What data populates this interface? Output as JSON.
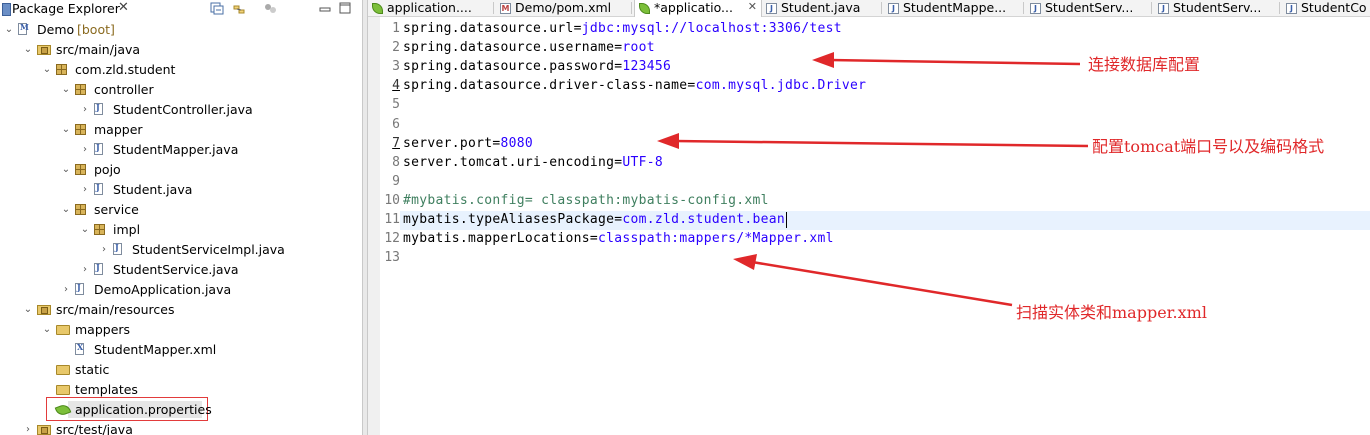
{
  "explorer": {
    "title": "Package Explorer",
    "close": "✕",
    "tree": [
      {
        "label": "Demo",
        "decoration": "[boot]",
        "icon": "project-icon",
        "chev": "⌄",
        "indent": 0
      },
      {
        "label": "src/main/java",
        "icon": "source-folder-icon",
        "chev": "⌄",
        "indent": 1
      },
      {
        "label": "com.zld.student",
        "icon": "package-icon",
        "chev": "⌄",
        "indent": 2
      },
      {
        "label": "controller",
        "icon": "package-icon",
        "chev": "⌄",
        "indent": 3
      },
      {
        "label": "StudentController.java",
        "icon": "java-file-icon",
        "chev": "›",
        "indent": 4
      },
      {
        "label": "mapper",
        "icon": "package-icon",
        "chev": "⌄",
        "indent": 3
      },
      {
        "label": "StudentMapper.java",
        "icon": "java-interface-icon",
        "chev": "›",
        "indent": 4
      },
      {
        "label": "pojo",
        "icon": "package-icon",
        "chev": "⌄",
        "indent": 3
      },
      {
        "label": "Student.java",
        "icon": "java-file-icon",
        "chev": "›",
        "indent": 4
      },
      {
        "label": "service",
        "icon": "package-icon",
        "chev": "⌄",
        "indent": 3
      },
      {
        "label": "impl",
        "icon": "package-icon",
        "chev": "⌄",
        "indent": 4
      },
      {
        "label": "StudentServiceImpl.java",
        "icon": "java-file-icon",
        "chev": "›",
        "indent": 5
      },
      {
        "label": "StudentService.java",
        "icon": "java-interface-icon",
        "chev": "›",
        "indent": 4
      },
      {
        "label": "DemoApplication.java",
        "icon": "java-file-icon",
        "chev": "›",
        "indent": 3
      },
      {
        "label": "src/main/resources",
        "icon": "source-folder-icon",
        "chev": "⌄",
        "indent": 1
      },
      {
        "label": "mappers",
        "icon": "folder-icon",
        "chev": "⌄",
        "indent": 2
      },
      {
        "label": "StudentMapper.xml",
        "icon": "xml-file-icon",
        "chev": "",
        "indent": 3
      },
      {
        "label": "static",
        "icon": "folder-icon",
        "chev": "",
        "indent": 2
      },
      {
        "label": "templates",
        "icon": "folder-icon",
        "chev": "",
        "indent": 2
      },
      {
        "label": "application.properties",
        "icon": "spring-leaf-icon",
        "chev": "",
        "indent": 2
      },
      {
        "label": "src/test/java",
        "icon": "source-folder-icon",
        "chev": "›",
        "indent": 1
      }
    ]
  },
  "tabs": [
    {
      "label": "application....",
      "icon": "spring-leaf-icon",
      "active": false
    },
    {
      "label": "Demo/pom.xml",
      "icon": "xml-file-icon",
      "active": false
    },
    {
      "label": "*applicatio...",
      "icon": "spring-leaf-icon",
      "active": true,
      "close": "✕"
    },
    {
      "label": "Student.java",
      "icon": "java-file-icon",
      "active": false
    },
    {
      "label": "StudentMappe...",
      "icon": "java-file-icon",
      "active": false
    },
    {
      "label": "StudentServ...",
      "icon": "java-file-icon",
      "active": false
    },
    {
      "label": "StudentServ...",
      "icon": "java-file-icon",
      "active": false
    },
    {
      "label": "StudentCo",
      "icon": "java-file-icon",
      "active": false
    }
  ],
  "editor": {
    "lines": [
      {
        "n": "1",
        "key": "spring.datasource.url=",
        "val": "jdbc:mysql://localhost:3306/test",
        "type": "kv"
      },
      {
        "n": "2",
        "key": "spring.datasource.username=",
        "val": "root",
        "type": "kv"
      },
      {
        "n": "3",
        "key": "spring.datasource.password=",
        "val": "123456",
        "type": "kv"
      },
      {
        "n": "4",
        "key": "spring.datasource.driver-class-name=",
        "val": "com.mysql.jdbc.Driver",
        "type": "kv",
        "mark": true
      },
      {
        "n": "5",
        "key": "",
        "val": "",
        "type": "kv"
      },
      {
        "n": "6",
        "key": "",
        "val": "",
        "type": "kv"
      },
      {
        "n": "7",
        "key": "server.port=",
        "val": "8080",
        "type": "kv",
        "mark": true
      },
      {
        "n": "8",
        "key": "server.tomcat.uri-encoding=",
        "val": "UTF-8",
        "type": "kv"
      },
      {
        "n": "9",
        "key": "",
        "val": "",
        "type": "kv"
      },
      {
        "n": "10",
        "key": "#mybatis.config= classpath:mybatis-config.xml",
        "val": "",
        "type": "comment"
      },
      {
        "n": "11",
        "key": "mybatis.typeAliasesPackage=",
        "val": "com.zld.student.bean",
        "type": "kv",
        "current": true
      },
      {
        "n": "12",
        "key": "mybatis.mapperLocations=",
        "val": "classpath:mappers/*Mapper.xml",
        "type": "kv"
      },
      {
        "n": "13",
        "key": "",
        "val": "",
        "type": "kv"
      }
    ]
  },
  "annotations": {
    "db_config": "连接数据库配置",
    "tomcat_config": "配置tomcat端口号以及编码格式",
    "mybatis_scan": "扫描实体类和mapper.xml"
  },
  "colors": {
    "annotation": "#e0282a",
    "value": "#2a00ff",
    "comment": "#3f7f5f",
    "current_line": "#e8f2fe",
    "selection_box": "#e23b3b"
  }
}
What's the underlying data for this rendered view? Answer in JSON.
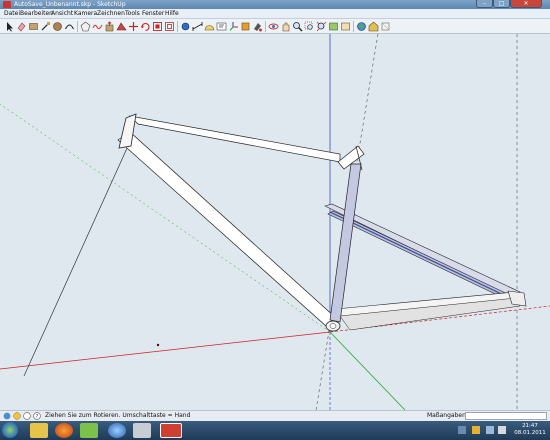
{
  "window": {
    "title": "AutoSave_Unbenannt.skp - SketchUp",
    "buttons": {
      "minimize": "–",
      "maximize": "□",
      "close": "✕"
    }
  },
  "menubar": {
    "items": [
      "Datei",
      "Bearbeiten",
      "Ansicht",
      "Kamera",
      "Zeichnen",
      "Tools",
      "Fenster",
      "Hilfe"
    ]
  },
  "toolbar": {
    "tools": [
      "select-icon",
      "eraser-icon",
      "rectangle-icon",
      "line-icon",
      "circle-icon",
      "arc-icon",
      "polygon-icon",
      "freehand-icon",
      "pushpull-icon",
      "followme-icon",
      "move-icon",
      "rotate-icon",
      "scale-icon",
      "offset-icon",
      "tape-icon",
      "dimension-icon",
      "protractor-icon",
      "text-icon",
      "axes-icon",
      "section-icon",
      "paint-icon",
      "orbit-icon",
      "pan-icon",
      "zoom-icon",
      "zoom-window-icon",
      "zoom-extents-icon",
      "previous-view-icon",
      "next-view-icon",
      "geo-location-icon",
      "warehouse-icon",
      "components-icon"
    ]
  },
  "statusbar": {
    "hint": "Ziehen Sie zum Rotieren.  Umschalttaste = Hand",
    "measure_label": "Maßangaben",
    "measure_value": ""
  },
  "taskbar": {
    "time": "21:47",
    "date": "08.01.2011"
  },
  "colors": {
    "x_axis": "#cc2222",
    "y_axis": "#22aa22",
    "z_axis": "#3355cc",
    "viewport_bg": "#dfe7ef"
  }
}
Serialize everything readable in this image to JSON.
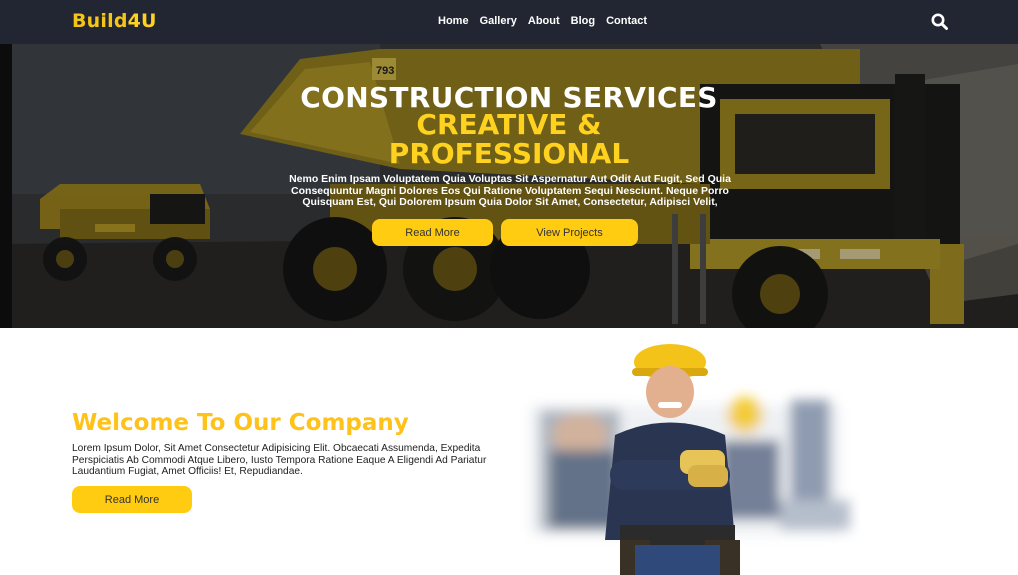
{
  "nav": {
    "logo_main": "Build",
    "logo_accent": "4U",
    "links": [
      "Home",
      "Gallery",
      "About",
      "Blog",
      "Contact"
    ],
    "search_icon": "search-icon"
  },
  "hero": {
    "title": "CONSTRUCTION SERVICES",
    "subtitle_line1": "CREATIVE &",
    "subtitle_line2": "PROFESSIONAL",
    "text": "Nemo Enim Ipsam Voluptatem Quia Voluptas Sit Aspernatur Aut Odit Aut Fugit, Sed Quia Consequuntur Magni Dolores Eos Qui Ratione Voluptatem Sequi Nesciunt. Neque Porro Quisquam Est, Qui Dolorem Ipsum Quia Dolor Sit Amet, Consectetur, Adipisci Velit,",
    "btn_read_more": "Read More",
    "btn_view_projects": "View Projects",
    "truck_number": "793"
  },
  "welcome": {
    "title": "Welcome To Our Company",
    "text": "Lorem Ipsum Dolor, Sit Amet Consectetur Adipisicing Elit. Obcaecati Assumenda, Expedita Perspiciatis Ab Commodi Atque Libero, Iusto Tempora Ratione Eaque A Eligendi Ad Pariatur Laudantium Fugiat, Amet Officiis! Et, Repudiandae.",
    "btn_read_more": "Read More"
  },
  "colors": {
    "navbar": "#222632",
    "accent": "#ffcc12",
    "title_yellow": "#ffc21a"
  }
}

***

Where a line above contains the word "this", copy that line.

EXERCISE OUTPUT:
What data populates this interface? Output as JSON.
What's the underlying data for this rendered view? Answer in JSON.
Serialize everything readable in this image to JSON.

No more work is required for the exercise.